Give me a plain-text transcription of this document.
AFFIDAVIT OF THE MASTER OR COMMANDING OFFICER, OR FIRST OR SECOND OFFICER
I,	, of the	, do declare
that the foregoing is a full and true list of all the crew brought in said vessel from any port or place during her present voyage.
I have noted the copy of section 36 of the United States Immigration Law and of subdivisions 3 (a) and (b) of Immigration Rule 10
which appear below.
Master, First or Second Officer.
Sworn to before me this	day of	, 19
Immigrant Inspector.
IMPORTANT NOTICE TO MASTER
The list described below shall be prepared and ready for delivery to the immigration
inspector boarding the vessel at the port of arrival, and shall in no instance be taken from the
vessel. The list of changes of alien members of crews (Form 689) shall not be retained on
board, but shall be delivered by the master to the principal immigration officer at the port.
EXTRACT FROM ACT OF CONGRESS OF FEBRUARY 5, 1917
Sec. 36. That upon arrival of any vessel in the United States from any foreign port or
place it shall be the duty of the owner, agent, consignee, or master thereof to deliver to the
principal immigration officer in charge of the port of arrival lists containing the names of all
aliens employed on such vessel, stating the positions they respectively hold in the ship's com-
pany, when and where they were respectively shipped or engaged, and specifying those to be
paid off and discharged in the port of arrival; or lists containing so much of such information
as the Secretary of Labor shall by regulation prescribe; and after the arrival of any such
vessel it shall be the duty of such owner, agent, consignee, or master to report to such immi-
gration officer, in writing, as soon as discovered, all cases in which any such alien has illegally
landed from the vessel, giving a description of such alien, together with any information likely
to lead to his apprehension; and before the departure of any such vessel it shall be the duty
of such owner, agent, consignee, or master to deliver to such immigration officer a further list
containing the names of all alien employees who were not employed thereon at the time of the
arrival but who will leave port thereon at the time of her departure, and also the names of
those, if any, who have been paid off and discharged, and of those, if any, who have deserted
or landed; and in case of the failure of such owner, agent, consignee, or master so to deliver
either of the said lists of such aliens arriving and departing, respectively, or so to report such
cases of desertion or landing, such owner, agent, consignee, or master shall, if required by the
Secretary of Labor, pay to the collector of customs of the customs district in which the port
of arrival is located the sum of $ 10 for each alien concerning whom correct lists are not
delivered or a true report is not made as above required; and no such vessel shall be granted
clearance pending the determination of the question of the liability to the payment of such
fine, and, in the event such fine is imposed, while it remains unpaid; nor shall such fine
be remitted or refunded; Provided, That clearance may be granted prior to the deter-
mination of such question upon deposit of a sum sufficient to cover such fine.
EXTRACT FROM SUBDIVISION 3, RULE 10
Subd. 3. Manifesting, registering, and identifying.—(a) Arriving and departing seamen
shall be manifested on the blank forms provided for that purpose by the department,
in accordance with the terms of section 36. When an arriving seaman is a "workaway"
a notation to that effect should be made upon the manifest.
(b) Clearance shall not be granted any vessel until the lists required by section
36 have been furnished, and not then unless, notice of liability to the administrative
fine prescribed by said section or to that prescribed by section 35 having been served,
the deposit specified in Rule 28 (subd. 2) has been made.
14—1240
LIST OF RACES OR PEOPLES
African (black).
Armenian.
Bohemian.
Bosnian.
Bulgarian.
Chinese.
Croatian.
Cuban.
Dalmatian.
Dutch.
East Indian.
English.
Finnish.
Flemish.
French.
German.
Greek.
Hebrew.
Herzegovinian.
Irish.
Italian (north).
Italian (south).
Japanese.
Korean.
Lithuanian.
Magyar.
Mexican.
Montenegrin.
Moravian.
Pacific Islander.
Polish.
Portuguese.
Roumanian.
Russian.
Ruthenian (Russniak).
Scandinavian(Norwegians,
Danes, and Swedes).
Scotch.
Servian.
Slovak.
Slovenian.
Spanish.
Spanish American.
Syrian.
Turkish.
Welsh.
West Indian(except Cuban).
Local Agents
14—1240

=====

Return each line of the records above exactly as it reads.

Give me a plain-text transcription of this document.
AFFIDAVIT OF THE MASTER OR COMMANDING OFFICER, OR FIRST OR SECOND OFFICER
I,	, of the	, do declare
that the foregoing is a full and true list of all the crew brought in said vessel from any port or place during her present voyage.
I have noted the copy of section 36 of the United States Immigration Law and of subdivisions 3 (a) and (b) of Immigration Rule 10
which appear below.
Master, First or Second Officer.
Sworn to before me this	day of	, 19
Immigrant Inspector.
IMPORTANT NOTICE TO MASTER
The list described below shall be prepared and ready for delivery to the immigration
inspector boarding the vessel at the port of arrival, and shall in no instance be taken from the
vessel. The list of changes of alien members of crews (Form 689) shall not be retained on
board, but shall be delivered by the master to the principal immigration officer at the port.
EXTRACT FROM ACT OF CONGRESS OF FEBRUARY 5, 1917
Sec. 36. That upon arrival of any vessel in the United States from any foreign port or
place it shall be the duty of the owner, agent, consignee, or master thereof to deliver to the
principal immigration officer in charge of the port of arrival lists containing the names of all
aliens employed on such vessel, stating the positions they respectively hold in the ship's com-
pany, when and where they were respectively shipped or engaged, and specifying those to be
paid off and discharged in the port of arrival; or lists containing so much of such information
as the Secretary of Labor shall by regulation prescribe; and after the arrival of any such
vessel it shall be the duty of such owner, agent, consignee, or master to report to such immi-
gration officer, in writing, as soon as discovered, all cases in which any such alien has illegally
landed from the vessel, giving a description of such alien, together with any information likely
to lead to his apprehension; and before the departure of any such vessel it shall be the duty
of such owner, agent, consignee, or master to deliver to such immigration officer a further list
containing the names of all alien employees who were not employed thereon at the time of the
arrival but who will leave port thereon at the time of her departure, and also the names of
those, if any, who have been paid off and discharged, and of those, if any, who have deserted
or landed; and in case of the failure of such owner, agent, consignee, or master so to deliver
either of the said lists of such aliens arriving and departing, respectively, or so to report such
cases of desertion or landing, such owner, agent, consignee, or master shall, if required by the
Secretary of Labor, pay to the collector of customs of the customs district in which the port
of arrival is located the sum of $ 10 for each alien concerning whom correct lists are not
delivered or a true report is not made as above required; and no such vessel shall be granted
clearance pending the determination of the question of the liability to the payment of such
fine, and, in the event such fine is imposed, while it remains unpaid; nor shall such fine
be remitted or refunded; Provided, That clearance may be granted prior to the deter-
mination of such question upon deposit of a sum sufficient to cover such fine.
EXTRACT FROM SUBDIVISION 3, RULE 10
Subd. 3. Manifesting, registering, and identifying.—(a) Arriving and departing seamen
shall be manifested on the blank forms provided for that purpose by the department,
in accordance with the terms of section 36. When an arriving seaman is a "workaway"
a notation to that effect should be made upon the manifest.
(b) Clearance shall not be granted any vessel until the lists required by section
36 have been furnished, and not then unless, notice of liability to the administrative
fine prescribed by said section or to that prescribed by section 35 having been served,
the deposit specified in Rule 28 (subd. 2) has been made.
14—1240
LIST OF RACES OR PEOPLES
African (black).
Armenian.
Bohemian.
Bosnian.
Bulgarian.
Chinese.
Croatian.
Cuban.
Dalmatian.
Dutch.
East Indian.
English.
Finnish.
Flemish.
French.
German.
Greek.
Hebrew.
Herzegovinian.
Irish.
Italian (north).
Italian (south).
Japanese.
Korean.
Lithuanian.
Magyar.
Mexican.
Montenegrin.
Moravian.
Pacific Islander.
Polish.
Portuguese.
Roumanian.
Russian.
Ruthenian (Russniak).
Scandinavian(Norwegians,
Danes, and Swedes).
Scotch.
Servian.
Slovak.
Slovenian.
Spanish.
Spanish American.
Syrian.
Turkish.
Welsh.
West Indian(except Cuban).
Local Agents
14—1240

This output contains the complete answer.